Written problem 1 = Duplicate the records from their first line through the line containing "The end of the", keeping both ends.

Document passage =
──────────

# Wine Crate Coffee Table



## TrueBlueEagle

Not sure if this is the right thread placement or not, so Admin feel free to move. 

My wifes birthday was this past weekend and she said she wanted a new coffee table. Commence my first Pinterest project: Wine Crate Coffee Table. 

PSA: This is my first experience with woodworking. Never stained or built anything before so if there's error in the work, please feel free to provide positive criticism, as I may be building more!

Started by purchasing crates, wood, casters, stain/poly, and nuts/bolts/etc. 

Stained the crates in a "dark walnut". Followed by a few coats of a Matte polyurethane. Since this was a "rustic/reclaim/industrial" theme I wanted it to be matte, rather than shiny/semi-gloss. Next I stained the base which was that MDF plywood stuff used to make speaker boxes. I laid out and measured the placement of each wine crate on the base, placing the prettier grain facing upwards. Nailed those in place with some little nails to hold them. Went back and screwed in place for permanent fixture. Next, mounted 'L' brackets on the inner gap to hold a strip of 1/4" MDF panneling to be able to remove or use for hidden storage underneath. Drilled two holes in it so you can pull it out easier. Then flipped the entire project over and bolted on the caster wheels on bottom. Voila! 

Overall I was really pleased with how it turned out. Having never done anything like this before, I thought it would end up looking like a 4th grader's popsicle stick project. I think it ended up looking very 'finished'. My wife even said it looks like something you'd buy from pottery barn. I've never been in there but I took it as a compliment. I think she enjoyed taking pics and bossing me around as much as she did the final product...see pics for explanation. She also has had her eyes on replacing the recessed lighting in our kitchen so I retrofitted some egg basket lights with edison lightbulbs for our kitchen/bar area (ignore dirty dishes and clutter).  I think she was pleased for her bday. I guess it's a sign we're getting old when she's 24 and instead of me getting her a new ipod or purse, I'm buying and building things for our house. 


Thanks for looking!


----------



## Gadestroyer74

Now that is pretty darn clever ! Looks really nice too.. I'm not sure I would won't mine to roll around though. I think it's quite fun the pictures of her propped watching you. Since you have exposed her painted toes it seems fitting the birthday lady should pose with her master builder and her build


----------



## king killer delete

That looks great


----------



## TrueBlueEagle

Gadestroyer74 said:


> Now that is pretty darn clever ! Looks really nice too.. I'm not sure I would won't mine to roll around though.



Thanks! It really doesn't roll unless you put some effort into it. It's a pretty heavy weight so it stays put. The main reason for the wheels was to raise it off the ground and have the ability to move it when mopping/sweeping. 

We contemplated getting the wheels that you can lock, but they didnt look as cool or industrial.  As long as it's just you propping your feet it stays put!


----------



## Gadestroyer74

Be my luck my 
Legs would give out on me and I go crashing down well done !


----------



## rjcruiser

Very Nice!!!!!  Kudos to you!


----------



## wvdawg

Nice project!  You done good!


----------

──────────

Collection entries
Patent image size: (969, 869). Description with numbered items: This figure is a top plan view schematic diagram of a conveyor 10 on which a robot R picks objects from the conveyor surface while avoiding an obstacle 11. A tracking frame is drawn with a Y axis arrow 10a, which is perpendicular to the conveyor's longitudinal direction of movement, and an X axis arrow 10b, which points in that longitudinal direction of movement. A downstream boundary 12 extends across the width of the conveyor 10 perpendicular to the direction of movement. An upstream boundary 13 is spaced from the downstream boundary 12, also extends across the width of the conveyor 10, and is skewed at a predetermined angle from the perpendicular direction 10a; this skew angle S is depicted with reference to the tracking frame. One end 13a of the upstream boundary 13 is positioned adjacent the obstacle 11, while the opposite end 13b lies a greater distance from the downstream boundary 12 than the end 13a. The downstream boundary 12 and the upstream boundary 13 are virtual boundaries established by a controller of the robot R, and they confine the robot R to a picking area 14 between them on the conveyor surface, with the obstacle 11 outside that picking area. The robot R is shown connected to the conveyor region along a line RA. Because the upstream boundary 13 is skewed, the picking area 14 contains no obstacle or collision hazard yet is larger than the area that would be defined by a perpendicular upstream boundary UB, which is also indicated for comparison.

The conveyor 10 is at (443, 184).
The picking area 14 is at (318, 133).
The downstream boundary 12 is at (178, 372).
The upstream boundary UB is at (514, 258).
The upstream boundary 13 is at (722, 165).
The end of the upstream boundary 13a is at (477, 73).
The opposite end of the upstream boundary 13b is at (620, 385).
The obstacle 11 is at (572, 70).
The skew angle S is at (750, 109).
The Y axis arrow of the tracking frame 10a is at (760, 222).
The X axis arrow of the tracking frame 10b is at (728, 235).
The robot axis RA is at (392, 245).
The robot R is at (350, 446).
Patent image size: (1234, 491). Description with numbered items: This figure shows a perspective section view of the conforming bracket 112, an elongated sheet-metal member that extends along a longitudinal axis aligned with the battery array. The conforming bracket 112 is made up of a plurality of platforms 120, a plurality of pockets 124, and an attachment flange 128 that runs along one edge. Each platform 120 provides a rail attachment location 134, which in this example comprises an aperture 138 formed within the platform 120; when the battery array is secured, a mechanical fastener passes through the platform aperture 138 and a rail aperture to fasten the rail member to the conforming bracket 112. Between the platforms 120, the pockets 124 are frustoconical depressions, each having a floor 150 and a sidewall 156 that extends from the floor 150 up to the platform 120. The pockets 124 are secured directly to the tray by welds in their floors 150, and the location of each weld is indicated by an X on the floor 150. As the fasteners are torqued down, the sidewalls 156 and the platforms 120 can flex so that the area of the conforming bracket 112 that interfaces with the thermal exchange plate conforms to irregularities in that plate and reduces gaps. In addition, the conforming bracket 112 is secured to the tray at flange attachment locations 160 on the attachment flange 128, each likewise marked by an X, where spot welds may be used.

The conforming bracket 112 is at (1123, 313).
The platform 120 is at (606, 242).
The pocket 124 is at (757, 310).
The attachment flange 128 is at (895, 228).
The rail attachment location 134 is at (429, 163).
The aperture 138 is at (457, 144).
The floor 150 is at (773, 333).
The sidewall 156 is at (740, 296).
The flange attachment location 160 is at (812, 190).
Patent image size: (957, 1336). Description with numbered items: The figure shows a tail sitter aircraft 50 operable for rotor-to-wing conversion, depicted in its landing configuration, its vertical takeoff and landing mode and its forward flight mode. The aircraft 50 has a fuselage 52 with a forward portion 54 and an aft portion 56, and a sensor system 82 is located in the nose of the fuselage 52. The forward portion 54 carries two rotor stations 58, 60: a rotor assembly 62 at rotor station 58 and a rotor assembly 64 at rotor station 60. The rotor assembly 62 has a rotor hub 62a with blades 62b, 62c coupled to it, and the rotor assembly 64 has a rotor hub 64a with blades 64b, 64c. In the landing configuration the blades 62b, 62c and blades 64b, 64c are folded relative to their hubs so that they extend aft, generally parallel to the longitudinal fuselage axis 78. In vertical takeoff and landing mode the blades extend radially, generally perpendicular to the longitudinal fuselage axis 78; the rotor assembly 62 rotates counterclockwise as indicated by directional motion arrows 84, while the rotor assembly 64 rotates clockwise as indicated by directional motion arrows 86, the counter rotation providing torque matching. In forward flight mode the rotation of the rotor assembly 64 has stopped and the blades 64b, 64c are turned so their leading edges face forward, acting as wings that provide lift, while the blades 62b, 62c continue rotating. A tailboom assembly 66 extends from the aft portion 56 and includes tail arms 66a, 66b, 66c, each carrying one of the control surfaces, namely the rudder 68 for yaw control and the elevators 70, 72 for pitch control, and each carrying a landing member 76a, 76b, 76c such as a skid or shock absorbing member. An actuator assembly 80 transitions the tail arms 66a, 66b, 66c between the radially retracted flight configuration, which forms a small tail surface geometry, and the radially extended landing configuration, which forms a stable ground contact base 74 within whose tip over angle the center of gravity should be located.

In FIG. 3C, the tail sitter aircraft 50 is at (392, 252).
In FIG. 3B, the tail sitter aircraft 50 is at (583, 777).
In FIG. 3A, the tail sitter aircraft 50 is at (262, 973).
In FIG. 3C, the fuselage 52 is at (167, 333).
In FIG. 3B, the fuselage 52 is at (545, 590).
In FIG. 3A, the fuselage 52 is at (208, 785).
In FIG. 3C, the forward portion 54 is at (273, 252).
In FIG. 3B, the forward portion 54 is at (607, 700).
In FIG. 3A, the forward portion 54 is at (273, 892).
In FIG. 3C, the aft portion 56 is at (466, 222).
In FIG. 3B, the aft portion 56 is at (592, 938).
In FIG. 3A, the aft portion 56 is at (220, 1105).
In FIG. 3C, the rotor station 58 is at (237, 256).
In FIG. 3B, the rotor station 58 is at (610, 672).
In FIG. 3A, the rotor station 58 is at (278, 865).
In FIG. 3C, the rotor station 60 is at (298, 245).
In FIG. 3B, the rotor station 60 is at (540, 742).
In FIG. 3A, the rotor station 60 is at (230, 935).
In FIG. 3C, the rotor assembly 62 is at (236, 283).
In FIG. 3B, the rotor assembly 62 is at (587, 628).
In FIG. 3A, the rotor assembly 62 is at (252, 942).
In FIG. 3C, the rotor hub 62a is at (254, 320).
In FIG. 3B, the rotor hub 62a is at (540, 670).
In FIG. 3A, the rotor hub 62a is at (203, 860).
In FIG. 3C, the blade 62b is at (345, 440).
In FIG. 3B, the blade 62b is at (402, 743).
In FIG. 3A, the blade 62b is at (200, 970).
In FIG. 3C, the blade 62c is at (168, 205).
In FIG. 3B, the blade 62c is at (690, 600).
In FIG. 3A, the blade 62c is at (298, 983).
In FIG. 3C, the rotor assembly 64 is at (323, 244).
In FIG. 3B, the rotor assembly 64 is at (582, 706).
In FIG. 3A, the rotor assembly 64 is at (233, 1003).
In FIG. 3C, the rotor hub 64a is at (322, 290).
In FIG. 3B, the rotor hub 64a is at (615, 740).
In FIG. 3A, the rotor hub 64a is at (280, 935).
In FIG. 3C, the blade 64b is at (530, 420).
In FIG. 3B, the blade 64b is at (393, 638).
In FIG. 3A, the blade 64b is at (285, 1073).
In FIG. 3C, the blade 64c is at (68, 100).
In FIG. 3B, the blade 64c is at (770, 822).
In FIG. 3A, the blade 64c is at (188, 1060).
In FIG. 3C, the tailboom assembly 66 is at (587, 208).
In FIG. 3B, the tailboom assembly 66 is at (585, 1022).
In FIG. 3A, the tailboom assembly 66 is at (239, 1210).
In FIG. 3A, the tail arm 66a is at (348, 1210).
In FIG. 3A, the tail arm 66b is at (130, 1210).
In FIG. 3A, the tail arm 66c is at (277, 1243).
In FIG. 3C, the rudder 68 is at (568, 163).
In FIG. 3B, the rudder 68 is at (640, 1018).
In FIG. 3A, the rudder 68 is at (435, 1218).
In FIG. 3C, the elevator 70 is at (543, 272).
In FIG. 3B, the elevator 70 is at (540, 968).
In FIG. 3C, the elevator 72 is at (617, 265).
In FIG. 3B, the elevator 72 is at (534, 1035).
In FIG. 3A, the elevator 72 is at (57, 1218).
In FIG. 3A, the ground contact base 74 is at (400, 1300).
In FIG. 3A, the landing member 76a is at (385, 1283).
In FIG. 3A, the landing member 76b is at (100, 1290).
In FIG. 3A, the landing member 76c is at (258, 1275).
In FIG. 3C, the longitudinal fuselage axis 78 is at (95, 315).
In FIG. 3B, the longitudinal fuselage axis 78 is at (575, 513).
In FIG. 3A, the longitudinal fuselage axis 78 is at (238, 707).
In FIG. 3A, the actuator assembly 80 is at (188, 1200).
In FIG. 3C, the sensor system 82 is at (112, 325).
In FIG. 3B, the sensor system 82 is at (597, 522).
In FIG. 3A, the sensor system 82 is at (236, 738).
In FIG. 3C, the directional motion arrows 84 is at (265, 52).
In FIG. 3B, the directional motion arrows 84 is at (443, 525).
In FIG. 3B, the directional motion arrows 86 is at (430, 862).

──────────

Written problem 2 = In the wine crate coffee table thread, rewrite the span that opens with the words containing "PSA: This is" and closes with "stain/poly, and nuts/bolts/etc.", using "carpentry" wherever "woodworking" appears.

Task response 1 =
Patent image size: (969, 869). Description with numbered items: This figure is a top plan view schematic diagram of a conveyor 10 on which a robot R picks objects from the conveyor surface while avoiding an obstacle 11. A tracking frame is drawn with a Y axis arrow 10a, which is perpendicular to the conveyor's longitudinal direction of movement, and an X axis arrow 10b, which points in that longitudinal direction of movement. A downstream boundary 12 extends across the width of the conveyor 10 perpendicular to the direction of movement. An upstream boundary 13 is spaced from the downstream boundary 12, also extends across the width of the conveyor 10, and is skewed at a predetermined angle from the perpendicular direction 10a; this skew angle S is depicted with reference to the tracking frame. One end 13a of the upstream boundary 13 is positioned adjacent the obstacle 11, while the opposite end 13b lies a greater distance from the downstream boundary 12 than the end 13a. The downstream boundary 12 and the upstream boundary 13 are virtual boundaries established by a controller of the robot R, and they confine the robot R to a picking area 14 between them on the conveyor surface, with the obstacle 11 outside that picking area. The robot R is shown connected to the conveyor region along a line RA. Because the upstream boundary 13 is skewed, the picking area 14 contains no obstacle or collision hazard yet is larger than the area that would be defined by a perpendicular upstream boundary UB, which is also indicated for comparison.

The conveyor 10 is at (443, 184).
The picking area 14 is at (318, 133).
The downstream boundary 12 is at (178, 372).
The upstream boundary UB is at (514, 258).
The upstream boundary 13 is at (722, 165).
The end of the upstream boundary 13a is at (477, 73).

Task response 2 =
PSA: This is my first experience with carpentry. Never stained or built anything before so if there's error in the work, please feel free to provide positive criticism, as I may be building more!

Started by purchasing crates, wood, casters, stain/poly, and nuts/bolts/etc.